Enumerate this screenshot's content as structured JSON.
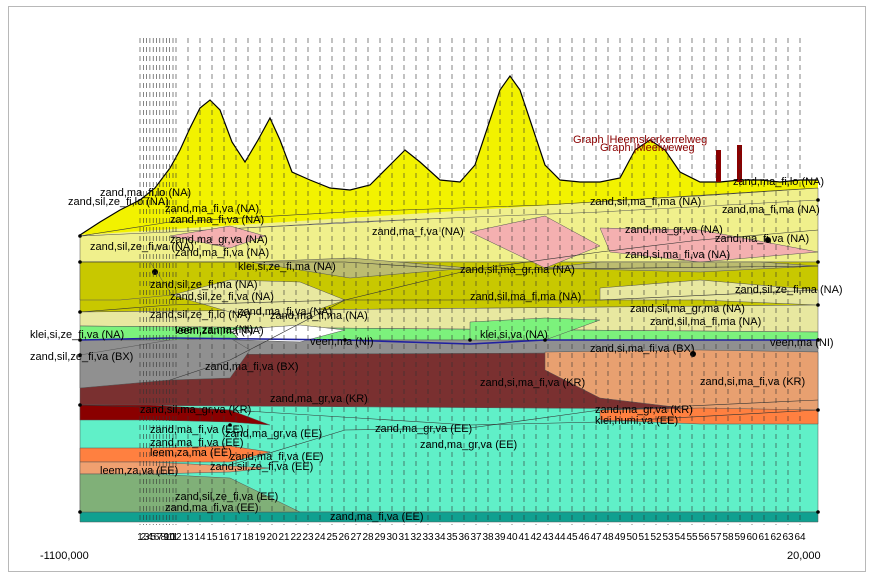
{
  "chart_data": {
    "type": "area",
    "title": "",
    "xlabel": "",
    "ylabel": "",
    "xlim": [
      -1100000,
      20000
    ],
    "x_axis_labels": [
      "-1100,000",
      "20,000"
    ],
    "verticals": [
      "1",
      "2",
      "3",
      "4",
      "5",
      "6",
      "7",
      "8",
      "9",
      "10",
      "11",
      "12",
      "13",
      "14",
      "15",
      "16",
      "17",
      "18",
      "19",
      "20",
      "21",
      "22",
      "23",
      "24",
      "25",
      "26",
      "27",
      "28",
      "29",
      "30",
      "31",
      "32",
      "33",
      "34",
      "35",
      "36",
      "37",
      "38",
      "39",
      "40",
      "41",
      "42",
      "43",
      "44",
      "45",
      "46",
      "47",
      "48",
      "49",
      "50",
      "51",
      "52",
      "53",
      "54",
      "55",
      "56",
      "57",
      "58",
      "59",
      "60",
      "61",
      "62",
      "63",
      "64"
    ],
    "annotations": [
      "Graph |Heemskerkerrelweg",
      "Graph |Meelweweg"
    ],
    "colors": {
      "surface": "#f2f200",
      "na_light": "#f0f08c",
      "na_olive": "#c8c800",
      "na_pink": "#f4b0b0",
      "na_khaki": "#bcbc70",
      "na_pale": "#e8e8a0",
      "ni_green": "#7cf27c",
      "bx_grey": "#909090",
      "kr_maroon": "#7a3030",
      "kr_peach": "#e8a070",
      "kr_red": "#8a0000",
      "ee_aqua": "#60f0c8",
      "ee_orange": "#ff8040",
      "ee_peach": "#f0a070",
      "ee_sage": "#80b078",
      "ee_teal": "#10a090"
    },
    "layers": [
      {
        "name": "zand,ma_fi,lo (NA)"
      },
      {
        "name": "zand,ma_fi,lo (NA)"
      },
      {
        "name": "zand,sil,ze_fi,lo (NA)"
      },
      {
        "name": "zand,ma_fi,va (NA)"
      },
      {
        "name": "zand,ma_fi,va (NA)"
      },
      {
        "name": "zand,sil,ma_fi,ma (NA)"
      },
      {
        "name": "zand,ma_fi,ma (NA)"
      },
      {
        "name": "zand,ma_gr,va (NA)"
      },
      {
        "name": "zand,ma_f,va (NA)"
      },
      {
        "name": "zand,sil,ze_fi,va (NA)"
      },
      {
        "name": "zand,ma_fi,va (NA)"
      },
      {
        "name": "zand,ma_gr,va (NA)"
      },
      {
        "name": "zand,ma_fi,va (NA)"
      },
      {
        "name": "zand,si,ma_fi,va (NA)"
      },
      {
        "name": "klei,si,ze_fi,ma (NA)"
      },
      {
        "name": "zand,sil,ze_fi,ma (NA)"
      },
      {
        "name": "zand,sil,ma_gr,ma (NA)"
      },
      {
        "name": "zand,sil,ze_fi,va (NA)"
      },
      {
        "name": "zand,ma_fi,va (NA)"
      },
      {
        "name": "zand,sil,ma_fi,ma (NA)"
      },
      {
        "name": "zand,sil,ze_fi,ma (NA)"
      },
      {
        "name": "zand,sil,ze_fi,lo (NA)"
      },
      {
        "name": "zand,ma_fi,ma (NA)"
      },
      {
        "name": "zand,sil,ma_gr,ma (NA)"
      },
      {
        "name": "zand,sil,ma_fi,ma (NA)"
      },
      {
        "name": "leem,zan,ma (NA)"
      },
      {
        "name": "klei,si,ze_fi,va (NA)"
      },
      {
        "name": "klei,si,va (NA)"
      },
      {
        "name": "veen,za,ma (NI)"
      },
      {
        "name": "veen,ma (NI)"
      },
      {
        "name": "veen,ma (NI)"
      },
      {
        "name": "zand,sil,ze_fi,va (BX)"
      },
      {
        "name": "zand,si,ma_fi,va (BX)"
      },
      {
        "name": "zand,ma_fi,va (BX)"
      },
      {
        "name": "zand,ma_gr,va (KR)"
      },
      {
        "name": "zand,si,ma_fi,va (KR)"
      },
      {
        "name": "zand,si,ma_fi,va (KR)"
      },
      {
        "name": "zand,sil,ma_gr,va (KR)"
      },
      {
        "name": "zand,ma_gr,va (KR)"
      },
      {
        "name": "klei,humi,va (EE)"
      },
      {
        "name": "zand,ma_gr,va (EE)"
      },
      {
        "name": "zand,ma_fi,va (EE)"
      },
      {
        "name": "zand,ma_fi,va (EE)"
      },
      {
        "name": "zand,ma_gr,va (EE)"
      },
      {
        "name": "zand,ma_gr,va (EE)"
      },
      {
        "name": "zand,ma_fi,va (EE)"
      },
      {
        "name": "leem,za,ma (EE)"
      },
      {
        "name": "leem,za,va (EE)"
      },
      {
        "name": "zand,sil,ze_fi,va (EE)"
      },
      {
        "name": "zand,sil,ze_fi,va (EE)"
      },
      {
        "name": "zand,ma_fi,va (EE)"
      },
      {
        "name": "zand,ma_fi,va (EE)"
      }
    ]
  }
}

-------------------------

> [Set exercise]: Your task is to retype all the entries exactly and leave out any pictures.

> [Full answer]:
Enumerate this screenshot's content as structured JSON.
{
  "chart_data": {
    "type": "area",
    "title": "",
    "xlabel": "",
    "ylabel": "",
    "xlim": [
      -1100000,
      20000
    ],
    "x_axis_labels": [
      "-1100,000",
      "20,000"
    ],
    "verticals": [
      "1",
      "2",
      "3",
      "4",
      "5",
      "6",
      "7",
      "8",
      "9",
      "10",
      "11",
      "12",
      "13",
      "14",
      "15",
      "16",
      "17",
      "18",
      "19",
      "20",
      "21",
      "22",
      "23",
      "24",
      "25",
      "26",
      "27",
      "28",
      "29",
      "30",
      "31",
      "32",
      "33",
      "34",
      "35",
      "36",
      "37",
      "38",
      "39",
      "40",
      "41",
      "42",
      "43",
      "44",
      "45",
      "46",
      "47",
      "48",
      "49",
      "50",
      "51",
      "52",
      "53",
      "54",
      "55",
      "56",
      "57",
      "58",
      "59",
      "60",
      "61",
      "62",
      "63",
      "64"
    ],
    "annotations": [
      "Graph |Heemskerkerrelweg",
      "Graph |Meelweweg"
    ],
    "colors": {
      "surface": "#f2f200",
      "na_light": "#f0f08c",
      "na_olive": "#c8c800",
      "na_pink": "#f4b0b0",
      "na_khaki": "#bcbc70",
      "na_pale": "#e8e8a0",
      "ni_green": "#7cf27c",
      "bx_grey": "#909090",
      "kr_maroon": "#7a3030",
      "kr_peach": "#e8a070",
      "kr_red": "#8a0000",
      "ee_aqua": "#60f0c8",
      "ee_orange": "#ff8040",
      "ee_peach": "#f0a070",
      "ee_sage": "#80b078",
      "ee_teal": "#10a090"
    },
    "layers": [
      {
        "name": "zand,ma_fi,lo (NA)"
      },
      {
        "name": "zand,ma_fi,lo (NA)"
      },
      {
        "name": "zand,sil,ze_fi,lo (NA)"
      },
      {
        "name": "zand,ma_fi,va (NA)"
      },
      {
        "name": "zand,ma_fi,va (NA)"
      },
      {
        "name": "zand,sil,ma_fi,ma (NA)"
      },
      {
        "name": "zand,ma_fi,ma (NA)"
      },
      {
        "name": "zand,ma_gr,va (NA)"
      },
      {
        "name": "zand,ma_f,va (NA)"
      },
      {
        "name": "zand,sil,ze_fi,va (NA)"
      },
      {
        "name": "zand,ma_fi,va (NA)"
      },
      {
        "name": "zand,ma_gr,va (NA)"
      },
      {
        "name": "zand,ma_fi,va (NA)"
      },
      {
        "name": "zand,si,ma_fi,va (NA)"
      },
      {
        "name": "klei,si,ze_fi,ma (NA)"
      },
      {
        "name": "zand,sil,ze_fi,ma (NA)"
      },
      {
        "name": "zand,sil,ma_gr,ma (NA)"
      },
      {
        "name": "zand,sil,ze_fi,va (NA)"
      },
      {
        "name": "zand,ma_fi,va (NA)"
      },
      {
        "name": "zand,sil,ma_fi,ma (NA)"
      },
      {
        "name": "zand,sil,ze_fi,ma (NA)"
      },
      {
        "name": "zand,sil,ze_fi,lo (NA)"
      },
      {
        "name": "zand,ma_fi,ma (NA)"
      },
      {
        "name": "zand,sil,ma_gr,ma (NA)"
      },
      {
        "name": "zand,sil,ma_fi,ma (NA)"
      },
      {
        "name": "leem,zan,ma (NA)"
      },
      {
        "name": "klei,si,ze_fi,va (NA)"
      },
      {
        "name": "klei,si,va (NA)"
      },
      {
        "name": "veen,za,ma (NI)"
      },
      {
        "name": "veen,ma (NI)"
      },
      {
        "name": "veen,ma (NI)"
      },
      {
        "name": "zand,sil,ze_fi,va (BX)"
      },
      {
        "name": "zand,si,ma_fi,va (BX)"
      },
      {
        "name": "zand,ma_fi,va (BX)"
      },
      {
        "name": "zand,ma_gr,va (KR)"
      },
      {
        "name": "zand,si,ma_fi,va (KR)"
      },
      {
        "name": "zand,si,ma_fi,va (KR)"
      },
      {
        "name": "zand,sil,ma_gr,va (KR)"
      },
      {
        "name": "zand,ma_gr,va (KR)"
      },
      {
        "name": "klei,humi,va (EE)"
      },
      {
        "name": "zand,ma_gr,va (EE)"
      },
      {
        "name": "zand,ma_fi,va (EE)"
      },
      {
        "name": "zand,ma_fi,va (EE)"
      },
      {
        "name": "zand,ma_gr,va (EE)"
      },
      {
        "name": "zand,ma_gr,va (EE)"
      },
      {
        "name": "zand,ma_fi,va (EE)"
      },
      {
        "name": "leem,za,ma (EE)"
      },
      {
        "name": "leem,za,va (EE)"
      },
      {
        "name": "zand,sil,ze_fi,va (EE)"
      },
      {
        "name": "zand,sil,ze_fi,va (EE)"
      },
      {
        "name": "zand,ma_fi,va (EE)"
      },
      {
        "name": "zand,ma_fi,va (EE)"
      }
    ]
  }
}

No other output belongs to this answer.